■ **Input rows**
"""

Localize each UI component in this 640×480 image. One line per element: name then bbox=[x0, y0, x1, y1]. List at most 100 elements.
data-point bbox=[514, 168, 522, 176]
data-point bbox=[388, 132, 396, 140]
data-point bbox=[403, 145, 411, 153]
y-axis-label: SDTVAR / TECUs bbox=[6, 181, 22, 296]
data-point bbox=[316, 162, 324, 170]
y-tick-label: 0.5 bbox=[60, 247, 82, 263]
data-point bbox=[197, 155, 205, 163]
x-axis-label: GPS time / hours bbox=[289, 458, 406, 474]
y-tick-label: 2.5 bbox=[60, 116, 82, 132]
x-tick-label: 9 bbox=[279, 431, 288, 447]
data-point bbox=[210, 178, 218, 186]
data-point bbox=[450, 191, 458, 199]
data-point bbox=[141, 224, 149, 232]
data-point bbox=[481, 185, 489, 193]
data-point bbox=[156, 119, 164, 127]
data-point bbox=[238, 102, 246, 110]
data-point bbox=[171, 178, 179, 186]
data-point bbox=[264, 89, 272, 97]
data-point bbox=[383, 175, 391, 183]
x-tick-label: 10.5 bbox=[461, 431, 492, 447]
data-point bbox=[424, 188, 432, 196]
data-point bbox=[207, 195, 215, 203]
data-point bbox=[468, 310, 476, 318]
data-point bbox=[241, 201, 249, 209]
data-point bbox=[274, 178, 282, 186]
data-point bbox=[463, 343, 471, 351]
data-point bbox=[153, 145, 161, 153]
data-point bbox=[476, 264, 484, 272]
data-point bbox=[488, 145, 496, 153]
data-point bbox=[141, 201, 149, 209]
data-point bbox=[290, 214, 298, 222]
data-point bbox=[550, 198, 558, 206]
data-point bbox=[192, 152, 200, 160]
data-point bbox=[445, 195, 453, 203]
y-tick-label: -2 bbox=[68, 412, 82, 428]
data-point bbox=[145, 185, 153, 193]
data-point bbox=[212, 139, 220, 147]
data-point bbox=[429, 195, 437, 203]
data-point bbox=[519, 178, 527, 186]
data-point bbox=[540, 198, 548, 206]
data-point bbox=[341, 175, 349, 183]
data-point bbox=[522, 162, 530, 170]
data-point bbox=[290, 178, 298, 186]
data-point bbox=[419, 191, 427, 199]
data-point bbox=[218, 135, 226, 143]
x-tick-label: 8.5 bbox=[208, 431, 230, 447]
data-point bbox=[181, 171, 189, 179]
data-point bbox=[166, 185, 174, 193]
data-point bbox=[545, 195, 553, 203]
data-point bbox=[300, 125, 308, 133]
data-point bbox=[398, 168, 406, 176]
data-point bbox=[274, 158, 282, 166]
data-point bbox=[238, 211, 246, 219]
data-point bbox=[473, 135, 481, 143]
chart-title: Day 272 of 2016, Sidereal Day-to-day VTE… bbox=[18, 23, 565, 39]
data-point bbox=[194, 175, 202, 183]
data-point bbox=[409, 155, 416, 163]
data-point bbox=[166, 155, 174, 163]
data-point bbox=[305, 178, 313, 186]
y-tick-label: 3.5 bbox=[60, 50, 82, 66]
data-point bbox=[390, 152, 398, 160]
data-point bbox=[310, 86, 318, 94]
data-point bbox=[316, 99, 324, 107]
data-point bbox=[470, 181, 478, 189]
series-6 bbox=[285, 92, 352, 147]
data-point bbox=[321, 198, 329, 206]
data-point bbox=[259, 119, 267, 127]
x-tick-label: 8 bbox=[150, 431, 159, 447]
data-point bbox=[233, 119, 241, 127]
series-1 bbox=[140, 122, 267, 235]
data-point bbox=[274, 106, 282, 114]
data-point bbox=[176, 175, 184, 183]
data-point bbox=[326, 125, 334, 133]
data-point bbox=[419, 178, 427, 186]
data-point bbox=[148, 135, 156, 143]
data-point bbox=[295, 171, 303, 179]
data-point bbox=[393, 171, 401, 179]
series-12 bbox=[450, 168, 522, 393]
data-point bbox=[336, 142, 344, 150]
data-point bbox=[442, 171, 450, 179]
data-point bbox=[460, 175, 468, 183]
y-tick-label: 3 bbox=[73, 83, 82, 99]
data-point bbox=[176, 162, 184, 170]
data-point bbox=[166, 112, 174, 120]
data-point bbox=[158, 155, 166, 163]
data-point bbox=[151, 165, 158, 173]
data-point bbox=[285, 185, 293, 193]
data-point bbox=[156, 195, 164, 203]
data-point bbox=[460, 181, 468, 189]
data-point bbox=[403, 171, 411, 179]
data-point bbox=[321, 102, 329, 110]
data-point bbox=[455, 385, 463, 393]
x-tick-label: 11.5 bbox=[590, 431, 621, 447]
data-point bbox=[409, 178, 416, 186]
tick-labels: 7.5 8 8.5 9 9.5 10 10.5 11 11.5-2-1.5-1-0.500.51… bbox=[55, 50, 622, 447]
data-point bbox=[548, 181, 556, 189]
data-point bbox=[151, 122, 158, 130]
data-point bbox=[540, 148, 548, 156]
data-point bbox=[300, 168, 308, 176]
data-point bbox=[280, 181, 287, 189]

"""

■ **Task brief**
Write out every item above verbatim, keeping each line unchanged.

■ **Task response**
Localize each UI component in this 640×480 image. One line per element: name then bbox=[x0, y0, x1, y1]. List at most 100 elements.
data-point bbox=[514, 168, 522, 176]
data-point bbox=[388, 132, 396, 140]
data-point bbox=[403, 145, 411, 153]
y-axis-label: SDTVAR / TECUs bbox=[6, 181, 22, 296]
data-point bbox=[316, 162, 324, 170]
y-tick-label: 0.5 bbox=[60, 247, 82, 263]
data-point bbox=[197, 155, 205, 163]
x-axis-label: GPS time / hours bbox=[289, 458, 406, 474]
y-tick-label: 2.5 bbox=[60, 116, 82, 132]
x-tick-label: 9 bbox=[279, 431, 288, 447]
data-point bbox=[210, 178, 218, 186]
data-point bbox=[450, 191, 458, 199]
data-point bbox=[141, 224, 149, 232]
data-point bbox=[481, 185, 489, 193]
data-point bbox=[156, 119, 164, 127]
data-point bbox=[238, 102, 246, 110]
data-point bbox=[171, 178, 179, 186]
data-point bbox=[264, 89, 272, 97]
data-point bbox=[383, 175, 391, 183]
x-tick-label: 10.5 bbox=[461, 431, 492, 447]
data-point bbox=[424, 188, 432, 196]
data-point bbox=[207, 195, 215, 203]
data-point bbox=[468, 310, 476, 318]
data-point bbox=[241, 201, 249, 209]
data-point bbox=[274, 178, 282, 186]
data-point bbox=[463, 343, 471, 351]
data-point bbox=[153, 145, 161, 153]
data-point bbox=[476, 264, 484, 272]
data-point bbox=[488, 145, 496, 153]
data-point bbox=[141, 201, 149, 209]
data-point bbox=[290, 214, 298, 222]
data-point bbox=[550, 198, 558, 206]
data-point bbox=[192, 152, 200, 160]
data-point bbox=[445, 195, 453, 203]
y-tick-label: -2 bbox=[68, 412, 82, 428]
data-point bbox=[145, 185, 153, 193]
data-point bbox=[212, 139, 220, 147]
data-point bbox=[429, 195, 437, 203]
data-point bbox=[519, 178, 527, 186]
data-point bbox=[540, 198, 548, 206]
data-point bbox=[341, 175, 349, 183]
data-point bbox=[522, 162, 530, 170]
data-point bbox=[290, 178, 298, 186]
data-point bbox=[419, 191, 427, 199]
data-point bbox=[218, 135, 226, 143]
x-tick-label: 8.5 bbox=[208, 431, 230, 447]
data-point bbox=[181, 171, 189, 179]
data-point bbox=[166, 185, 174, 193]
data-point bbox=[545, 195, 553, 203]
data-point bbox=[300, 125, 308, 133]
data-point bbox=[398, 168, 406, 176]
data-point bbox=[274, 158, 282, 166]
data-point bbox=[238, 211, 246, 219]
data-point bbox=[473, 135, 481, 143]
chart-title: Day 272 of 2016, Sidereal Day-to-day VTE… bbox=[18, 23, 565, 39]
data-point bbox=[194, 175, 202, 183]
data-point bbox=[409, 155, 416, 163]
data-point bbox=[166, 155, 174, 163]
data-point bbox=[305, 178, 313, 186]
y-tick-label: 3.5 bbox=[60, 50, 82, 66]
data-point bbox=[390, 152, 398, 160]
data-point bbox=[310, 86, 318, 94]
data-point bbox=[316, 99, 324, 107]
data-point bbox=[470, 181, 478, 189]
series-6 bbox=[285, 92, 352, 147]
data-point bbox=[321, 198, 329, 206]
data-point bbox=[259, 119, 267, 127]
x-tick-label: 8 bbox=[150, 431, 159, 447]
data-point bbox=[233, 119, 241, 127]
series-1 bbox=[140, 122, 267, 235]
data-point bbox=[274, 106, 282, 114]
data-point bbox=[176, 175, 184, 183]
data-point bbox=[326, 125, 334, 133]
data-point bbox=[419, 178, 427, 186]
data-point bbox=[148, 135, 156, 143]
data-point bbox=[295, 171, 303, 179]
data-point bbox=[393, 171, 401, 179]
series-12 bbox=[450, 168, 522, 393]
data-point bbox=[336, 142, 344, 150]
data-point bbox=[442, 171, 450, 179]
data-point bbox=[460, 175, 468, 183]
y-tick-label: 3 bbox=[73, 83, 82, 99]
data-point bbox=[176, 162, 184, 170]
data-point bbox=[166, 112, 174, 120]
data-point bbox=[158, 155, 166, 163]
data-point bbox=[151, 165, 158, 173]
data-point bbox=[285, 185, 293, 193]
data-point bbox=[156, 195, 164, 203]
data-point bbox=[460, 181, 468, 189]
data-point bbox=[403, 171, 411, 179]
data-point bbox=[321, 102, 329, 110]
data-point bbox=[455, 385, 463, 393]
x-tick-label: 11.5 bbox=[590, 431, 621, 447]
data-point bbox=[409, 178, 416, 186]
tick-labels: 7.5 8 8.5 9 9.5 10 10.5 11 11.5-2-1.5-1-0.500.51… bbox=[55, 50, 622, 447]
data-point bbox=[548, 181, 556, 189]
data-point bbox=[151, 122, 158, 130]
data-point bbox=[540, 148, 548, 156]
data-point bbox=[300, 168, 308, 176]
data-point bbox=[280, 181, 287, 189]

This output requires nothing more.